• [GIVEN REQUEST 1]:
In the debuginfod duplicate-URL thread, which two addresses does Noah Sanci say must be treated as equal?
• [GIVEN REQUEST 2]:
Carry on the debuginfod duplicate-URL email thread from its last line.
++++ SOURCE DOCUMENT ++++
Re: [Bug debuginfod/27983] ignore duplicate urls

2021-07-20 Thread Mark Wielaard
Hi Noah,

On Mon, Jul 19, 2021 at 09:31:17AM -0400, Noah Sanci wrote:
> On Wed, Jul 14, 2021 at 12:36 PM Mark Wielaard  wrote:
> > You deduplicate the full URLs after they are fully constructed.  Would
> > it make sense to do the deduplication on server_url, maybe even as
> > part of the Count number of URLs code? That might make the code
> > simpler. And you can change num_urls upfront.
> Deduplication before fully building the URL would work well, however I
> was concerned about the slashbuildid situation. I would need to alter
> all urls to either have a trailing '/' or no trailing '/' to ensure
> comparison between 'http://127.0.0.1:8000/' and 'http://127.0.0.1:8000'
> is considered equal. This is possible, but I ultimately decided to
> wait until full construction as those issues would have been handled.
> I would be glad to make the change if you want.
++++ DATA ENTRIES ++++
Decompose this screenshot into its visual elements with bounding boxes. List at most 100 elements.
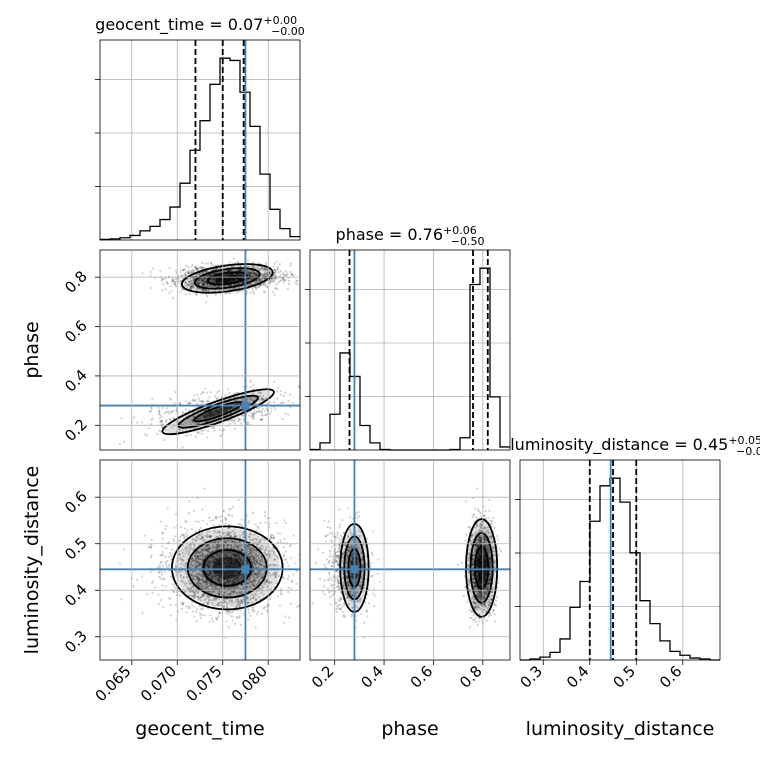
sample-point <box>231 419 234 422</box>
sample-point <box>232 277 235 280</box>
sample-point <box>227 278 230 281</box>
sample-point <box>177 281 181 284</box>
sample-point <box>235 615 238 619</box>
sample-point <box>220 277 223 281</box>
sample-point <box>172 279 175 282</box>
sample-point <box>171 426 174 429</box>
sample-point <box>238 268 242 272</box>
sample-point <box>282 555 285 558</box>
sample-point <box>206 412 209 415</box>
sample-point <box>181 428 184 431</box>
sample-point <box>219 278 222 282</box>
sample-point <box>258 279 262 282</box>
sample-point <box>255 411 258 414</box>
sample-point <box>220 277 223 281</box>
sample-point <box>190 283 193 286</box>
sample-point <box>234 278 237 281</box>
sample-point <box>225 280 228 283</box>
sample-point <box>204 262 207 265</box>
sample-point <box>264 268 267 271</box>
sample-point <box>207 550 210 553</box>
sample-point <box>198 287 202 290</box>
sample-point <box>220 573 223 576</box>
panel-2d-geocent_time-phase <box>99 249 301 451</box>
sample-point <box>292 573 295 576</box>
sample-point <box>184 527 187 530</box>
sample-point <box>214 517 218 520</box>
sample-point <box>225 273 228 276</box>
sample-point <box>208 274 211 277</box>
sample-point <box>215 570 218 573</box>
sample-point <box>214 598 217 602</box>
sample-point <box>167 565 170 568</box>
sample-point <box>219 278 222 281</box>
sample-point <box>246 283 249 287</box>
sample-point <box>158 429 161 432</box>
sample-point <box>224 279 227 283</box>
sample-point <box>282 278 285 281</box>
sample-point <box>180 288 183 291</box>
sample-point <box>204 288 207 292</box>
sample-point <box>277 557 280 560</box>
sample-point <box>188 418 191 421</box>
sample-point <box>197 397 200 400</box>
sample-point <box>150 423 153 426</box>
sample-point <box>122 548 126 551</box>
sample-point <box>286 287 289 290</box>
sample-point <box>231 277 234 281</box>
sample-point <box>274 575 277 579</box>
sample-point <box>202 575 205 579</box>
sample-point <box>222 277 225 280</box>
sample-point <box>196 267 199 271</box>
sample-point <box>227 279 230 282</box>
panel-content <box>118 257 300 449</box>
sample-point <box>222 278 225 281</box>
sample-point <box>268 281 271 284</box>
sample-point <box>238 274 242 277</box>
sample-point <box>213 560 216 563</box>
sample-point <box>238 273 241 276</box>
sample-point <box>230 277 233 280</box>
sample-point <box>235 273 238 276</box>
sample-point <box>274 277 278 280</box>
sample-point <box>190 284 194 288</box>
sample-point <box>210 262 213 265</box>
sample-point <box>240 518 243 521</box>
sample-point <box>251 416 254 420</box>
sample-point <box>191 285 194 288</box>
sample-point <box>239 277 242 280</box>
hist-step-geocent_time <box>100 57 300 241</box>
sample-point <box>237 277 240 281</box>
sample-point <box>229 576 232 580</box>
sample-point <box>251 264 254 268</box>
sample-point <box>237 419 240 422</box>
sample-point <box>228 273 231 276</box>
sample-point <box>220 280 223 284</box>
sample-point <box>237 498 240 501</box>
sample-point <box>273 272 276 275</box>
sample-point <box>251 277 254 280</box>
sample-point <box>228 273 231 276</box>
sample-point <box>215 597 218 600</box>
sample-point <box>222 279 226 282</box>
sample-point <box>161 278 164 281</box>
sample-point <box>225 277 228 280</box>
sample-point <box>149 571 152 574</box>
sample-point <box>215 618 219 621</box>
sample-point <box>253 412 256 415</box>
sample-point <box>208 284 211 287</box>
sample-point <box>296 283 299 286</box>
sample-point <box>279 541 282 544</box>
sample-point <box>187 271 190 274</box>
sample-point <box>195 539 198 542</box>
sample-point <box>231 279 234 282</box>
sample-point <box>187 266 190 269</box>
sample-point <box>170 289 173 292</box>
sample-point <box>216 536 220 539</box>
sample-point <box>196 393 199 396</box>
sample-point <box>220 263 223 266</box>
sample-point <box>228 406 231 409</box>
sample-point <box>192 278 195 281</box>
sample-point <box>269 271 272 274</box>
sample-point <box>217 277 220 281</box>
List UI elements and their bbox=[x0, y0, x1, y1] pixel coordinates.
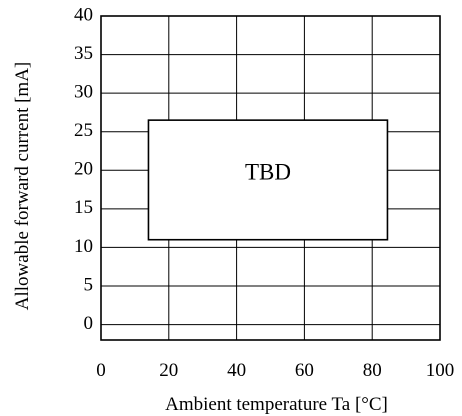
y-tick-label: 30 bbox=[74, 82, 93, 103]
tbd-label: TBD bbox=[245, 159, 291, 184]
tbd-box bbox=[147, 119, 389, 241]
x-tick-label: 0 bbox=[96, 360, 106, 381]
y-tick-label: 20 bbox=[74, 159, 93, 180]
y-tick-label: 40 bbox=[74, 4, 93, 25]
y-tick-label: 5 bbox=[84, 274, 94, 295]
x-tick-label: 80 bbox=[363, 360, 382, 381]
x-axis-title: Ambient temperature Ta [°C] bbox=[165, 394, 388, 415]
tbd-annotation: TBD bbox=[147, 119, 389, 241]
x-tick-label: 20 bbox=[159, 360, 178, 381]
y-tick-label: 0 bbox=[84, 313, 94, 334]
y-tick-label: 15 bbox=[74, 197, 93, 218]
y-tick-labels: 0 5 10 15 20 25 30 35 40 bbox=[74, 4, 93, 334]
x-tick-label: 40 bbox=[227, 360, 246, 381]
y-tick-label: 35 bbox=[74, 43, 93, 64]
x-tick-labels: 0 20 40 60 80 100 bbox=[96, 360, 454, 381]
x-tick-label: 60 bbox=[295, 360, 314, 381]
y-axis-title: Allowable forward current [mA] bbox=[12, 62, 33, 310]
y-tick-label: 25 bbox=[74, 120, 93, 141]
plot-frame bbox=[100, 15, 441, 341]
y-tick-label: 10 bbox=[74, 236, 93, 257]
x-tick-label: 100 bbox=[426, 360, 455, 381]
++++
• [WRITTEN ANSWER 1]:
'http://127.0.0.1:8000/' and 'http://127.0.0.1:8000'

• [WRITTEN ANSWER 2]:
I see what you mean, we have:

  /* Build handle url. Tolerate both  http://foo:999  and
 http://foo:999/  forms */
  char *slashbuildid;
  if (strlen(server_url) > 1 && server_url[strlen(server_url)-1] == '/')
slashbuildid = "buildid";
  else
slashbuildid = "/buildid";

I think the code could become simpler if we did the deduplication of
the server_url list up-front. That also gives you the oppertunity to
make sure all server_urls end with a slash. But if you think that is
too much work for this patch we can do it as a followup patch. You
already included a test, which makes checking such a refactoring
easier (sadly the run-debuginfod-find.sh test is somewhat fragile).

> From be4e07a8732dd688595b99f92ba275ef5060a34d Mon Sep 17 00:00:00 2001
> From: Noah Sanci 
> Date: Fri, 9 Jul 2021 14:53:10 -0400
> Subject: [PATCH] debuginfod: PR27983 - ignore duplicate urls
> 
> Gazing at server logs, one sees a minority of clients who appear to have
> duplicate query traffic coming in: the same URL, milliseconds apart.
> Chances are the user accidentally doubled her $DEBUGINFOD_URLS somehow,
> and the client library is dutifully asking the servers TWICE. Bug #27863
> reduces the pain on the servers' CPU, but dupe network traffic is still
> being paid.  We should reject sending outright duplicate concurrent
> traffic.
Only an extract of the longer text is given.